Entries ->

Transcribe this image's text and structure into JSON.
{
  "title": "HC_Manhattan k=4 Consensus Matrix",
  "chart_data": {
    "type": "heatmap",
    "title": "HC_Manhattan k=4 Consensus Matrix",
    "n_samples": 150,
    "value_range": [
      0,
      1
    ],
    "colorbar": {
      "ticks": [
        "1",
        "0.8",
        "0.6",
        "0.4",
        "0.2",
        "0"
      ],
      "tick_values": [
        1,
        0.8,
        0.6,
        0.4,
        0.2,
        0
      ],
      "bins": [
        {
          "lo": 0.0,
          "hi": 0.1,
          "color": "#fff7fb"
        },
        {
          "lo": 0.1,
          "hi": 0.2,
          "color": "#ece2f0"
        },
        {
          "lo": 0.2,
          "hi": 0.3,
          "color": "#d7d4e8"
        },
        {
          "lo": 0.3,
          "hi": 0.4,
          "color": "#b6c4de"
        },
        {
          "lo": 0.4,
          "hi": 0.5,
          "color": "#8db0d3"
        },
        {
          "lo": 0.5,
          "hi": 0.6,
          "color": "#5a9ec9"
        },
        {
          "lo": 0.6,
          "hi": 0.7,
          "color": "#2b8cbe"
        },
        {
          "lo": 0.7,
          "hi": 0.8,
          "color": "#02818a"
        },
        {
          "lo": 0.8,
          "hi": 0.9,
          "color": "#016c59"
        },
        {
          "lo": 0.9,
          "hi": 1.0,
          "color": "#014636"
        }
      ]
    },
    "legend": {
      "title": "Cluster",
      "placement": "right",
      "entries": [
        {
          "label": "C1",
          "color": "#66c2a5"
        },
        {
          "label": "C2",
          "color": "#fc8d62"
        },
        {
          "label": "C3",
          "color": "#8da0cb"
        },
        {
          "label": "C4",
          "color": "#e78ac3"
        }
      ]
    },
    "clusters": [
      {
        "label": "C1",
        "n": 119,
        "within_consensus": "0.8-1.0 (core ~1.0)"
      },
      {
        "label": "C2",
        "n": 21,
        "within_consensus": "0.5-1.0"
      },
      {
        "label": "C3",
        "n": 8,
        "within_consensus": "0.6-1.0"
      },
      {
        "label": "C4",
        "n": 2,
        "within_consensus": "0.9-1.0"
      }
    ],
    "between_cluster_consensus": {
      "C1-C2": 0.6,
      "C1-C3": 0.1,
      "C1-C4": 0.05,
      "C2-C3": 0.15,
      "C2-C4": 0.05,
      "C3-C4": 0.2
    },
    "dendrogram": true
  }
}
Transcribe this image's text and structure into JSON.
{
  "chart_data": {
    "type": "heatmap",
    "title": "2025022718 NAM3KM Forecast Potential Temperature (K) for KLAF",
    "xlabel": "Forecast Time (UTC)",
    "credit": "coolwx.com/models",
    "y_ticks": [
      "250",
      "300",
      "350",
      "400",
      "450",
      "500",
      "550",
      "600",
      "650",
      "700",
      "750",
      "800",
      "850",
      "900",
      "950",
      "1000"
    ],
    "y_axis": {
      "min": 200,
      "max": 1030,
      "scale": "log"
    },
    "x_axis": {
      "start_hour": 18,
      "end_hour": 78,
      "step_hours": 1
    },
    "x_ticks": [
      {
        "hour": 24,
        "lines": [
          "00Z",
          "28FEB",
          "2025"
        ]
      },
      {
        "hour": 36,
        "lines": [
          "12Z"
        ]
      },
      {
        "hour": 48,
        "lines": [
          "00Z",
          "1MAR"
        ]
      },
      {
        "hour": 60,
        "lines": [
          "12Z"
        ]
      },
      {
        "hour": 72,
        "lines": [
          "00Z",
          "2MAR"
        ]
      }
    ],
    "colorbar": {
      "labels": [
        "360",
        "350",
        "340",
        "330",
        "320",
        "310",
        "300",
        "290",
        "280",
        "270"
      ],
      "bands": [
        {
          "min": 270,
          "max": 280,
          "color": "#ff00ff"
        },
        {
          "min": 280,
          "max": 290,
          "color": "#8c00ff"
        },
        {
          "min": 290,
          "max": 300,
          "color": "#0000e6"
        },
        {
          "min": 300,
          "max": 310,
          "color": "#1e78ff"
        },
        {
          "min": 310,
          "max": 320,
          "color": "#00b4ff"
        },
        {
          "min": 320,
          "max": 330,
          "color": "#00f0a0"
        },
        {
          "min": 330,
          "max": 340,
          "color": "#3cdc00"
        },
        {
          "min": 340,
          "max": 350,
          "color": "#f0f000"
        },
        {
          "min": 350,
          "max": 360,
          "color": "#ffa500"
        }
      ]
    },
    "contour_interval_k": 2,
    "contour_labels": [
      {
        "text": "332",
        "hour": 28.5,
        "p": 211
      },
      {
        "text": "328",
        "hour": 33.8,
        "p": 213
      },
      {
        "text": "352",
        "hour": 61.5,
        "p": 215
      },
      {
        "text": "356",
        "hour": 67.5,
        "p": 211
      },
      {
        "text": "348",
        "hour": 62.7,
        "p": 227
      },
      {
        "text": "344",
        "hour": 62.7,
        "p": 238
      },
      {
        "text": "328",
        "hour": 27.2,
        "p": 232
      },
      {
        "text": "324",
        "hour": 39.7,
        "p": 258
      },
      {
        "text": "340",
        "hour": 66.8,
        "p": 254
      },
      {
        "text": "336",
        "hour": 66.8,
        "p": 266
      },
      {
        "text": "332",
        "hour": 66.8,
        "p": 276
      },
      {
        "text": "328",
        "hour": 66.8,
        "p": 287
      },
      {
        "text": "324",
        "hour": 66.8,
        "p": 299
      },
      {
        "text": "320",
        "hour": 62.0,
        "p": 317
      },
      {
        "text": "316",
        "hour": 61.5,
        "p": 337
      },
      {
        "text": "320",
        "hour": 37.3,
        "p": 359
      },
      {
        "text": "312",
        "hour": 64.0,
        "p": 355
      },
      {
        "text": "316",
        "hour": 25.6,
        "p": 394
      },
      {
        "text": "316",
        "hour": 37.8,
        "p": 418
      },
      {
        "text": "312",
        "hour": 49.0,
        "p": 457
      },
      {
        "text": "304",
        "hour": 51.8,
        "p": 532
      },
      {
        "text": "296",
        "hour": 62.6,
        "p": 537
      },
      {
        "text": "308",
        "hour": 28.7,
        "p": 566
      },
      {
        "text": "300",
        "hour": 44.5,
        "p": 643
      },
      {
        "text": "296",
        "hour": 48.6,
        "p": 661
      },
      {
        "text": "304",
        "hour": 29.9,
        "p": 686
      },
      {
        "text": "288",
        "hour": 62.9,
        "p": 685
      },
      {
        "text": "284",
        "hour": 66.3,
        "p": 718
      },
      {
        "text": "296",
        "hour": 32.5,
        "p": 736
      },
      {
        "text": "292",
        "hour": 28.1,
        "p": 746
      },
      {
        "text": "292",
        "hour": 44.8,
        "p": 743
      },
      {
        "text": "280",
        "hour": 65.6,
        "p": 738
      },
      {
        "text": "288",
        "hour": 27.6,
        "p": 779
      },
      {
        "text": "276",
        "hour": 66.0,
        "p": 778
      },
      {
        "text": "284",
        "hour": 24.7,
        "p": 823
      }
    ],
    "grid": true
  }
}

Exercise goal ->
Where a line contains "Matrix", copy that line.

Response to the task ->
  "title": "HC_Manhattan k=4 Consensus Matrix",
    "title": "HC_Manhattan k=4 Consensus Matrix",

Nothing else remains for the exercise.